Required task:
Say how many lines contain "sudova"; the answer is the number alone.

-- START Available records --

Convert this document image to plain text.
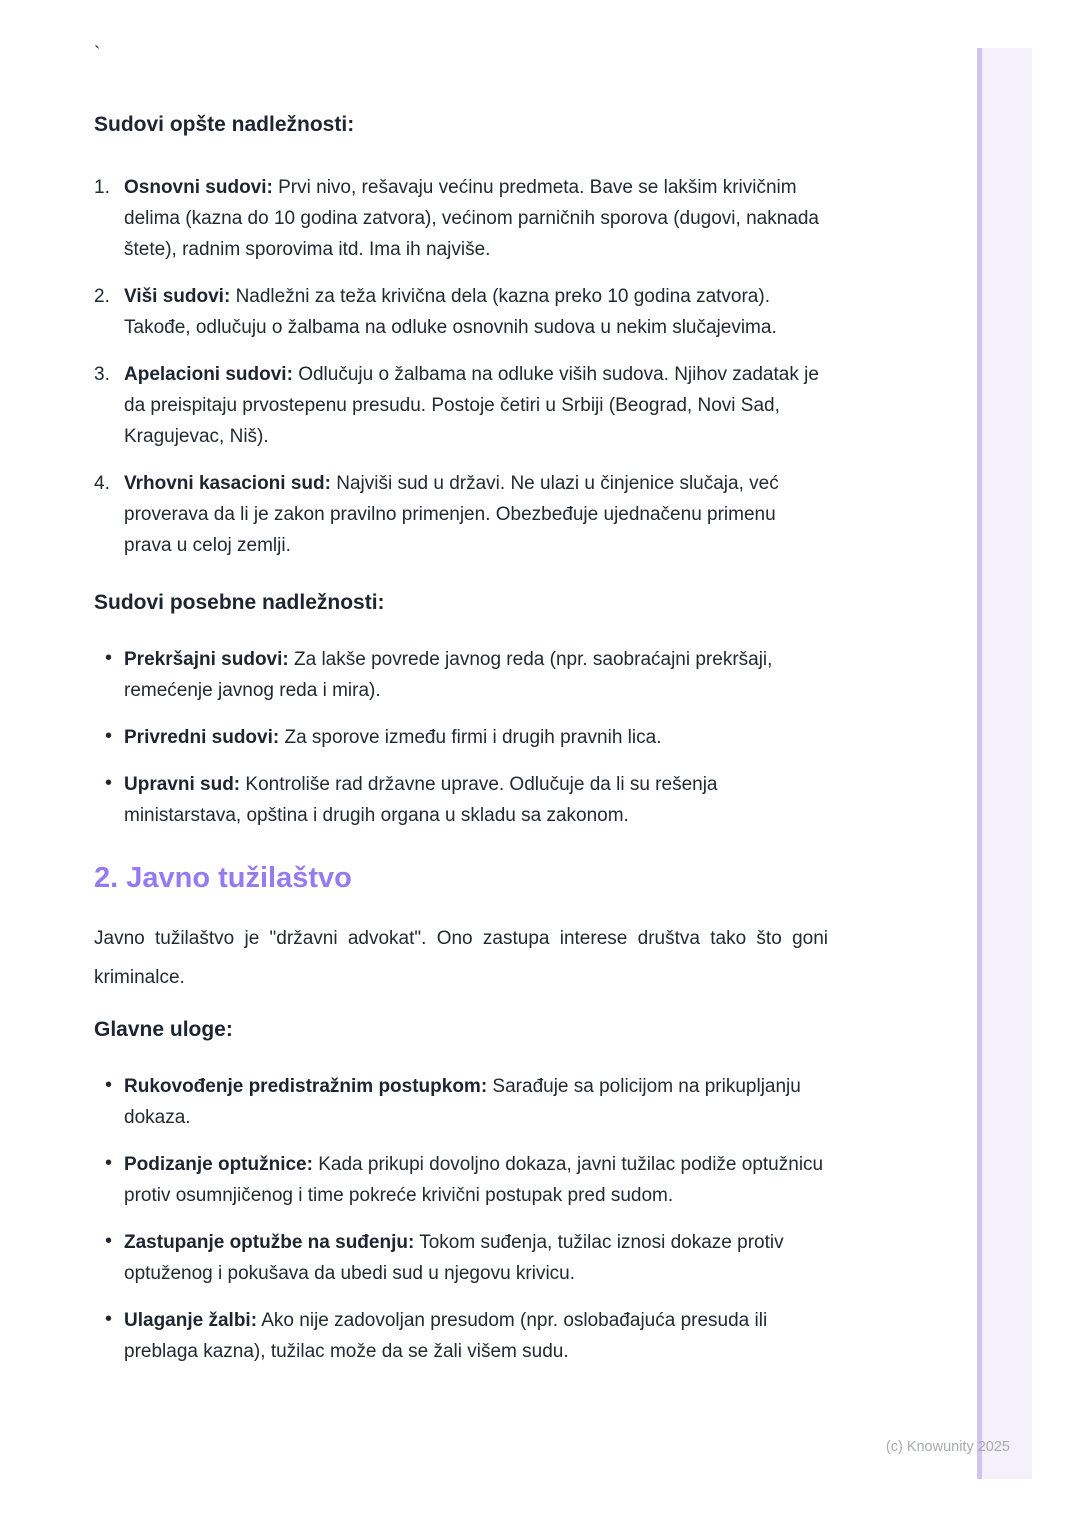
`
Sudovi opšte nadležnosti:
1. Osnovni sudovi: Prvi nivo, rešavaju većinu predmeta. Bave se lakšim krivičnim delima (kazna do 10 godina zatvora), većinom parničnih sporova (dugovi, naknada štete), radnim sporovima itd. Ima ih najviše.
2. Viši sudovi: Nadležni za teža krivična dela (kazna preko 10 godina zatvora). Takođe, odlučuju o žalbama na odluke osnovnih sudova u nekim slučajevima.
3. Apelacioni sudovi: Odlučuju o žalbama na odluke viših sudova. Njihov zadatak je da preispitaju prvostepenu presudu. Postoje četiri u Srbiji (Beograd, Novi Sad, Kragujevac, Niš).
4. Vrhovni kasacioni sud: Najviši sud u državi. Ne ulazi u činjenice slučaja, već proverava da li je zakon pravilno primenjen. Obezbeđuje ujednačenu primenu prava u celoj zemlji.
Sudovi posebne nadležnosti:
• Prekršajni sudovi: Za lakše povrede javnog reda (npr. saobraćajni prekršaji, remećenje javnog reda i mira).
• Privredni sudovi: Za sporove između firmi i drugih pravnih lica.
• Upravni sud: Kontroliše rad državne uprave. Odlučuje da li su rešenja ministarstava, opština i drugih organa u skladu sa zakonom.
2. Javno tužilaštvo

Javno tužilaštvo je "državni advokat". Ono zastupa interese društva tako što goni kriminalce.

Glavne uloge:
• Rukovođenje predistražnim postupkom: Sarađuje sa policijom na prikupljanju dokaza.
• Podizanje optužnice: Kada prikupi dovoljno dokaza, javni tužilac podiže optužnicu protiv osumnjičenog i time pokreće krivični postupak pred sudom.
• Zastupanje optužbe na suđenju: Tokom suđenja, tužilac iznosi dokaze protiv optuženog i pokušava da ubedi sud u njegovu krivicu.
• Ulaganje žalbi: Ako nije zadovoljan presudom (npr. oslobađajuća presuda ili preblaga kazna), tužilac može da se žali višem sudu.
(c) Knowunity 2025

-- END Available records --
-- START Available records --

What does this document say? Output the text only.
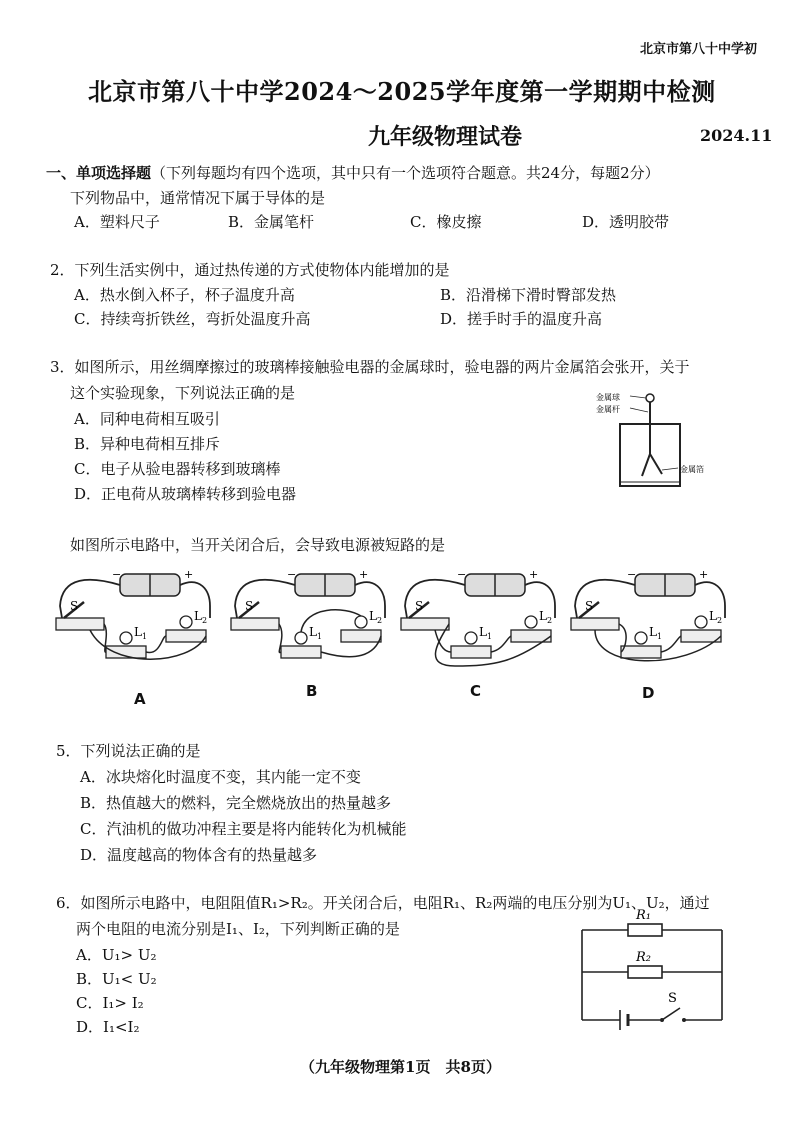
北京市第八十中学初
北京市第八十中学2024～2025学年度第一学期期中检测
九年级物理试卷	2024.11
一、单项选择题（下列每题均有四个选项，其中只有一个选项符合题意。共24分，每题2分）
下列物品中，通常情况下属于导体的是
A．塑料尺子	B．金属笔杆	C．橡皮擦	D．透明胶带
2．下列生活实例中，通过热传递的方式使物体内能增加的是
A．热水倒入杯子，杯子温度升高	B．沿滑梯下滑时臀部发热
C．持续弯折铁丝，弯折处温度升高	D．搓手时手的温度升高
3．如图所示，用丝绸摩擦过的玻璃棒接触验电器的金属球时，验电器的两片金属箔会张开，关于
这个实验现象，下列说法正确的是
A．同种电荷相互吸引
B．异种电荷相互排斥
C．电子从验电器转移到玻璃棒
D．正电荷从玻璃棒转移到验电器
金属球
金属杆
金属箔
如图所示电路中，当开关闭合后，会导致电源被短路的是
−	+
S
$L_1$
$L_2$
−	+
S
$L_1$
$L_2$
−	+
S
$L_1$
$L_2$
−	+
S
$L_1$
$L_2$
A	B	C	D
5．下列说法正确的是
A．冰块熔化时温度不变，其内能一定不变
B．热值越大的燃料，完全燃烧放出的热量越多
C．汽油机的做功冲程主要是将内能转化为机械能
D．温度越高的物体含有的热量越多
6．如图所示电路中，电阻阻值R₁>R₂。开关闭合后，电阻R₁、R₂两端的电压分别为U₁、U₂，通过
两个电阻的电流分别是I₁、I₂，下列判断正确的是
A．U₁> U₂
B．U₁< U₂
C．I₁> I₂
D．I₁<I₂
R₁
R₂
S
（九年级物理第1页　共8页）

-- END Available records --

The response:
2